━━━ Stored data

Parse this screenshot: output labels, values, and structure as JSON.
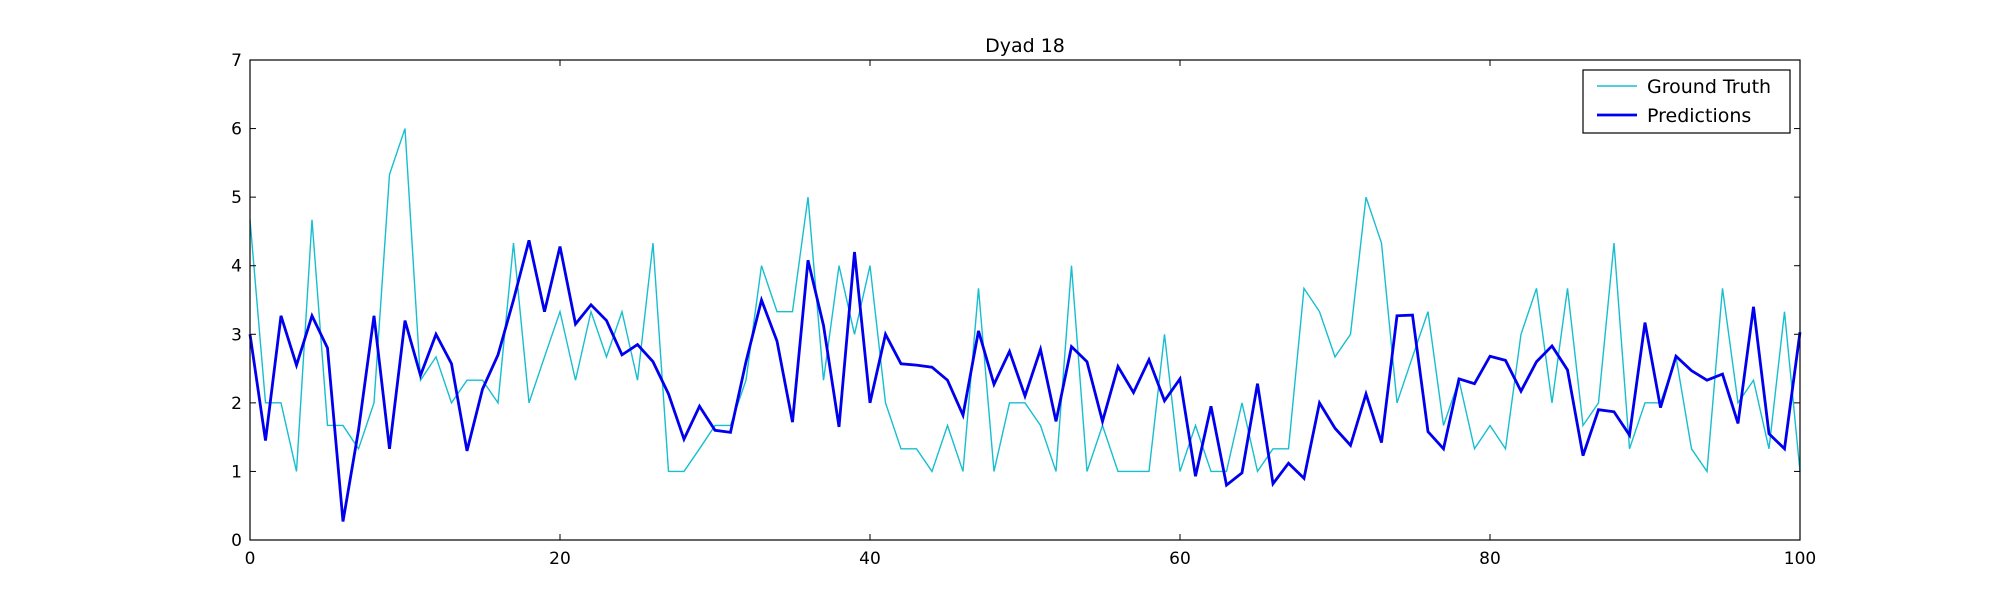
{
  "chart_data": {
    "type": "line",
    "title": "Dyad 18",
    "xlabel": "",
    "ylabel": "",
    "xlim": [
      0,
      100
    ],
    "ylim": [
      0,
      7
    ],
    "xticks": [
      0,
      20,
      40,
      60,
      80,
      100
    ],
    "yticks": [
      0,
      1,
      2,
      3,
      4,
      5,
      6,
      7
    ],
    "grid": false,
    "legend_position": "top-right",
    "series": [
      {
        "name": "Ground Truth",
        "color": "#17becf",
        "values": [
          4.67,
          2.0,
          2.0,
          1.0,
          4.67,
          1.67,
          1.67,
          1.33,
          2.0,
          5.33,
          6.0,
          2.33,
          2.67,
          2.0,
          2.33,
          2.33,
          2.0,
          4.33,
          2.0,
          2.67,
          3.33,
          2.33,
          3.33,
          2.67,
          3.33,
          2.33,
          4.33,
          1.0,
          1.0,
          1.33,
          1.67,
          1.67,
          2.33,
          4.0,
          3.33,
          3.33,
          5.0,
          2.33,
          4.0,
          3.0,
          4.0,
          2.0,
          1.33,
          1.33,
          1.0,
          1.67,
          1.0,
          3.67,
          1.0,
          2.0,
          2.0,
          1.67,
          1.0,
          4.0,
          1.0,
          1.67,
          1.0,
          1.0,
          1.0,
          3.0,
          1.0,
          1.67,
          1.0,
          1.0,
          2.0,
          1.0,
          1.33,
          1.33,
          3.67,
          3.33,
          2.67,
          3.0,
          5.0,
          4.33,
          2.0,
          2.67,
          3.33,
          1.67,
          2.33,
          1.33,
          1.67,
          1.33,
          3.0,
          3.67,
          2.0,
          3.67,
          1.67,
          2.0,
          4.33,
          1.33,
          2.0,
          2.0,
          2.67,
          1.33,
          1.0,
          3.67,
          2.0,
          2.33,
          1.33,
          3.33,
          1.0
        ]
      },
      {
        "name": "Predictions",
        "color": "#0000ee",
        "values": [
          3.0,
          1.45,
          3.27,
          2.55,
          3.27,
          2.8,
          0.27,
          1.6,
          3.27,
          1.33,
          3.2,
          2.4,
          3.0,
          2.57,
          1.3,
          2.2,
          2.7,
          3.5,
          4.37,
          3.33,
          4.28,
          3.15,
          3.43,
          3.2,
          2.7,
          2.85,
          2.6,
          2.13,
          1.47,
          1.95,
          1.6,
          1.57,
          2.6,
          3.5,
          2.9,
          1.72,
          4.08,
          3.13,
          1.65,
          4.2,
          2.0,
          3.0,
          2.57,
          2.55,
          2.52,
          2.33,
          1.82,
          3.05,
          2.27,
          2.75,
          2.1,
          2.78,
          1.73,
          2.82,
          2.6,
          1.73,
          2.53,
          2.15,
          2.63,
          2.03,
          2.35,
          0.93,
          1.95,
          0.8,
          0.98,
          2.28,
          0.82,
          1.12,
          0.9,
          2.0,
          1.63,
          1.38,
          2.13,
          1.42,
          3.27,
          3.28,
          1.58,
          1.33,
          2.35,
          2.28,
          2.68,
          2.62,
          2.17,
          2.6,
          2.83,
          2.48,
          1.23,
          1.9,
          1.87,
          1.53,
          3.17,
          1.93,
          2.68,
          2.47,
          2.33,
          2.42,
          1.7,
          3.4,
          1.55,
          1.33,
          3.03
        ]
      }
    ]
  }
}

━━━━━━

• **What you need to do**: Omit the pictures and reproduce the listing exactly.

• **Solution**:
Parse this screenshot: output labels, values, and structure as JSON.
{
  "chart_data": {
    "type": "line",
    "title": "Dyad 18",
    "xlabel": "",
    "ylabel": "",
    "xlim": [
      0,
      100
    ],
    "ylim": [
      0,
      7
    ],
    "xticks": [
      0,
      20,
      40,
      60,
      80,
      100
    ],
    "yticks": [
      0,
      1,
      2,
      3,
      4,
      5,
      6,
      7
    ],
    "grid": false,
    "legend_position": "top-right",
    "series": [
      {
        "name": "Ground Truth",
        "color": "#17becf",
        "values": [
          4.67,
          2.0,
          2.0,
          1.0,
          4.67,
          1.67,
          1.67,
          1.33,
          2.0,
          5.33,
          6.0,
          2.33,
          2.67,
          2.0,
          2.33,
          2.33,
          2.0,
          4.33,
          2.0,
          2.67,
          3.33,
          2.33,
          3.33,
          2.67,
          3.33,
          2.33,
          4.33,
          1.0,
          1.0,
          1.33,
          1.67,
          1.67,
          2.33,
          4.0,
          3.33,
          3.33,
          5.0,
          2.33,
          4.0,
          3.0,
          4.0,
          2.0,
          1.33,
          1.33,
          1.0,
          1.67,
          1.0,
          3.67,
          1.0,
          2.0,
          2.0,
          1.67,
          1.0,
          4.0,
          1.0,
          1.67,
          1.0,
          1.0,
          1.0,
          3.0,
          1.0,
          1.67,
          1.0,
          1.0,
          2.0,
          1.0,
          1.33,
          1.33,
          3.67,
          3.33,
          2.67,
          3.0,
          5.0,
          4.33,
          2.0,
          2.67,
          3.33,
          1.67,
          2.33,
          1.33,
          1.67,
          1.33,
          3.0,
          3.67,
          2.0,
          3.67,
          1.67,
          2.0,
          4.33,
          1.33,
          2.0,
          2.0,
          2.67,
          1.33,
          1.0,
          3.67,
          2.0,
          2.33,
          1.33,
          3.33,
          1.0
        ]
      },
      {
        "name": "Predictions",
        "color": "#0000ee",
        "values": [
          3.0,
          1.45,
          3.27,
          2.55,
          3.27,
          2.8,
          0.27,
          1.6,
          3.27,
          1.33,
          3.2,
          2.4,
          3.0,
          2.57,
          1.3,
          2.2,
          2.7,
          3.5,
          4.37,
          3.33,
          4.28,
          3.15,
          3.43,
          3.2,
          2.7,
          2.85,
          2.6,
          2.13,
          1.47,
          1.95,
          1.6,
          1.57,
          2.6,
          3.5,
          2.9,
          1.72,
          4.08,
          3.13,
          1.65,
          4.2,
          2.0,
          3.0,
          2.57,
          2.55,
          2.52,
          2.33,
          1.82,
          3.05,
          2.27,
          2.75,
          2.1,
          2.78,
          1.73,
          2.82,
          2.6,
          1.73,
          2.53,
          2.15,
          2.63,
          2.03,
          2.35,
          0.93,
          1.95,
          0.8,
          0.98,
          2.28,
          0.82,
          1.12,
          0.9,
          2.0,
          1.63,
          1.38,
          2.13,
          1.42,
          3.27,
          3.28,
          1.58,
          1.33,
          2.35,
          2.28,
          2.68,
          2.62,
          2.17,
          2.6,
          2.83,
          2.48,
          1.23,
          1.9,
          1.87,
          1.53,
          3.17,
          1.93,
          2.68,
          2.47,
          2.33,
          2.42,
          1.7,
          3.4,
          1.55,
          1.33,
          3.03
        ]
      }
    ]
  }
}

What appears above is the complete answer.